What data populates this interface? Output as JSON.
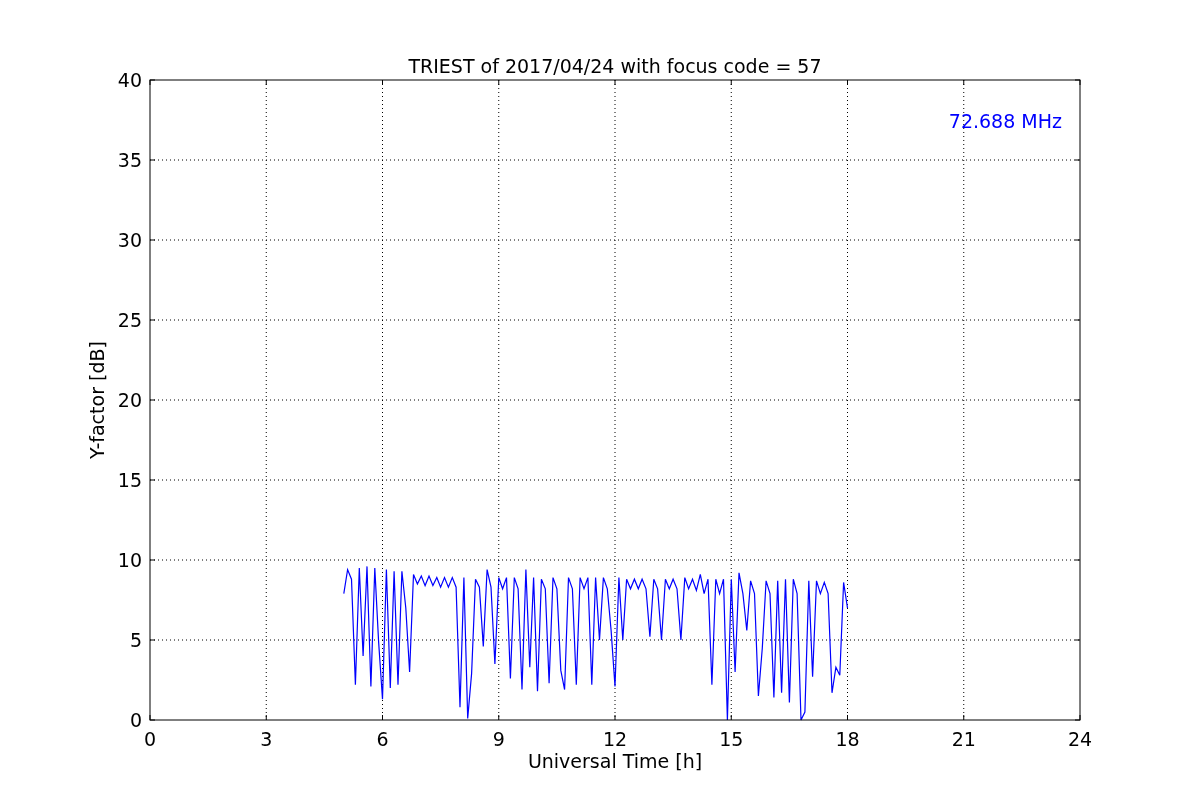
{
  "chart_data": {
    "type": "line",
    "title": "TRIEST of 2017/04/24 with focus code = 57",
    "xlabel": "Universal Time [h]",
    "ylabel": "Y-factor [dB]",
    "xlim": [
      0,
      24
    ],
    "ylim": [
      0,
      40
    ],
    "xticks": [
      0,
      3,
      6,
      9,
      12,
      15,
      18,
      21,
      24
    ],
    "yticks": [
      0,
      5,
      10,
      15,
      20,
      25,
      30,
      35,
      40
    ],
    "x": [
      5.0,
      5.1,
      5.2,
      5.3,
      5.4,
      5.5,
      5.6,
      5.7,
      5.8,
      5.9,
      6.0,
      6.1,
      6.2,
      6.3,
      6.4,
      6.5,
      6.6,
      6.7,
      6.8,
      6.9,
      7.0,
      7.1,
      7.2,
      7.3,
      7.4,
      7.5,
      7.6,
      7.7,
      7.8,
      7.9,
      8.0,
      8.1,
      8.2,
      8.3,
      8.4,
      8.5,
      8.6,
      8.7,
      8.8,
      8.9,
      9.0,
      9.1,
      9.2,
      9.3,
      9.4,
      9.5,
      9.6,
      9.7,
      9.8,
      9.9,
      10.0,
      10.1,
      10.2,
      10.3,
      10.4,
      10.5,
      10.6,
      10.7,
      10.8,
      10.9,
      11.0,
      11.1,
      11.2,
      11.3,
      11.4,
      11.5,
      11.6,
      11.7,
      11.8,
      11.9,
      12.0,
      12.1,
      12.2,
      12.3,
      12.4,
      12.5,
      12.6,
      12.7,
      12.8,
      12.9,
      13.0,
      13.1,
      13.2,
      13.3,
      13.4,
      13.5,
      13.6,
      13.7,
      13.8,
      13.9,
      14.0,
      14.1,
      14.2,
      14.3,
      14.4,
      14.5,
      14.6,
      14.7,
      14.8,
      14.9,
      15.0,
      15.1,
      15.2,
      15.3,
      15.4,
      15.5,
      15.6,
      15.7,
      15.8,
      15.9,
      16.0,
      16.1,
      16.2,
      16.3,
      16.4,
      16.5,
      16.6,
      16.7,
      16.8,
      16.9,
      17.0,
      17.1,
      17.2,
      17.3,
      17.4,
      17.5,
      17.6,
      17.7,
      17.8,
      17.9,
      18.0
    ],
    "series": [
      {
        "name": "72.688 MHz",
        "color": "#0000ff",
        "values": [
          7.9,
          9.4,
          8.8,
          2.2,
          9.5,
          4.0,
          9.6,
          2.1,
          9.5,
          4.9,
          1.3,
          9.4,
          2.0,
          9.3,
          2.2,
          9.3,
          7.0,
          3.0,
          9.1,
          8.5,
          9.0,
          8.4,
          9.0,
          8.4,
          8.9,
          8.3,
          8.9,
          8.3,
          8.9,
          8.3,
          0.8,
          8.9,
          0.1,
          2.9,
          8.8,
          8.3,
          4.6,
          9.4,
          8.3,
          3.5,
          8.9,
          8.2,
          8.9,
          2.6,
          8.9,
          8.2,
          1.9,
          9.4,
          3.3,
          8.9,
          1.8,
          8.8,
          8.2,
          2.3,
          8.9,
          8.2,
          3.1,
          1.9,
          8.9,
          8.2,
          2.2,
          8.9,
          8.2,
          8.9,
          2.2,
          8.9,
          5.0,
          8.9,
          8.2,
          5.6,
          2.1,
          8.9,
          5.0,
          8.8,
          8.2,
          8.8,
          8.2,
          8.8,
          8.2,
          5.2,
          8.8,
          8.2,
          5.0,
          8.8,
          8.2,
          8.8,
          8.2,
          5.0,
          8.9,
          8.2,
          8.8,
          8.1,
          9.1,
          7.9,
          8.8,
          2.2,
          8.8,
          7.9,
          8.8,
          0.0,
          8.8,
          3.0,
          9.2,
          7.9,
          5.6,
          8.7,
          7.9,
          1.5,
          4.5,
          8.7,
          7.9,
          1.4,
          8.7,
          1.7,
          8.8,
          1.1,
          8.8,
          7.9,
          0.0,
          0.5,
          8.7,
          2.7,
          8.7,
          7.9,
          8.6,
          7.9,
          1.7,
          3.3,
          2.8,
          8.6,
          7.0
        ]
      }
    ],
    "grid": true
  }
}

______

§ **PROBLEM**
Give every record again exactly, apart from the pictures, which stay out.

§ **ANSWER FOR THE TASK**
What data populates this interface? Output as JSON.
{
  "chart_data": {
    "type": "line",
    "title": "TRIEST of 2017/04/24 with focus code = 57",
    "xlabel": "Universal Time [h]",
    "ylabel": "Y-factor [dB]",
    "xlim": [
      0,
      24
    ],
    "ylim": [
      0,
      40
    ],
    "xticks": [
      0,
      3,
      6,
      9,
      12,
      15,
      18,
      21,
      24
    ],
    "yticks": [
      0,
      5,
      10,
      15,
      20,
      25,
      30,
      35,
      40
    ],
    "x": [
      5.0,
      5.1,
      5.2,
      5.3,
      5.4,
      5.5,
      5.6,
      5.7,
      5.8,
      5.9,
      6.0,
      6.1,
      6.2,
      6.3,
      6.4,
      6.5,
      6.6,
      6.7,
      6.8,
      6.9,
      7.0,
      7.1,
      7.2,
      7.3,
      7.4,
      7.5,
      7.6,
      7.7,
      7.8,
      7.9,
      8.0,
      8.1,
      8.2,
      8.3,
      8.4,
      8.5,
      8.6,
      8.7,
      8.8,
      8.9,
      9.0,
      9.1,
      9.2,
      9.3,
      9.4,
      9.5,
      9.6,
      9.7,
      9.8,
      9.9,
      10.0,
      10.1,
      10.2,
      10.3,
      10.4,
      10.5,
      10.6,
      10.7,
      10.8,
      10.9,
      11.0,
      11.1,
      11.2,
      11.3,
      11.4,
      11.5,
      11.6,
      11.7,
      11.8,
      11.9,
      12.0,
      12.1,
      12.2,
      12.3,
      12.4,
      12.5,
      12.6,
      12.7,
      12.8,
      12.9,
      13.0,
      13.1,
      13.2,
      13.3,
      13.4,
      13.5,
      13.6,
      13.7,
      13.8,
      13.9,
      14.0,
      14.1,
      14.2,
      14.3,
      14.4,
      14.5,
      14.6,
      14.7,
      14.8,
      14.9,
      15.0,
      15.1,
      15.2,
      15.3,
      15.4,
      15.5,
      15.6,
      15.7,
      15.8,
      15.9,
      16.0,
      16.1,
      16.2,
      16.3,
      16.4,
      16.5,
      16.6,
      16.7,
      16.8,
      16.9,
      17.0,
      17.1,
      17.2,
      17.3,
      17.4,
      17.5,
      17.6,
      17.7,
      17.8,
      17.9,
      18.0
    ],
    "series": [
      {
        "name": "72.688 MHz",
        "color": "#0000ff",
        "values": [
          7.9,
          9.4,
          8.8,
          2.2,
          9.5,
          4.0,
          9.6,
          2.1,
          9.5,
          4.9,
          1.3,
          9.4,
          2.0,
          9.3,
          2.2,
          9.3,
          7.0,
          3.0,
          9.1,
          8.5,
          9.0,
          8.4,
          9.0,
          8.4,
          8.9,
          8.3,
          8.9,
          8.3,
          8.9,
          8.3,
          0.8,
          8.9,
          0.1,
          2.9,
          8.8,
          8.3,
          4.6,
          9.4,
          8.3,
          3.5,
          8.9,
          8.2,
          8.9,
          2.6,
          8.9,
          8.2,
          1.9,
          9.4,
          3.3,
          8.9,
          1.8,
          8.8,
          8.2,
          2.3,
          8.9,
          8.2,
          3.1,
          1.9,
          8.9,
          8.2,
          2.2,
          8.9,
          8.2,
          8.9,
          2.2,
          8.9,
          5.0,
          8.9,
          8.2,
          5.6,
          2.1,
          8.9,
          5.0,
          8.8,
          8.2,
          8.8,
          8.2,
          8.8,
          8.2,
          5.2,
          8.8,
          8.2,
          5.0,
          8.8,
          8.2,
          8.8,
          8.2,
          5.0,
          8.9,
          8.2,
          8.8,
          8.1,
          9.1,
          7.9,
          8.8,
          2.2,
          8.8,
          7.9,
          8.8,
          0.0,
          8.8,
          3.0,
          9.2,
          7.9,
          5.6,
          8.7,
          7.9,
          1.5,
          4.5,
          8.7,
          7.9,
          1.4,
          8.7,
          1.7,
          8.8,
          1.1,
          8.8,
          7.9,
          0.0,
          0.5,
          8.7,
          2.7,
          8.7,
          7.9,
          8.6,
          7.9,
          1.7,
          3.3,
          2.8,
          8.6,
          7.0
        ]
      }
    ],
    "grid": true
  }
}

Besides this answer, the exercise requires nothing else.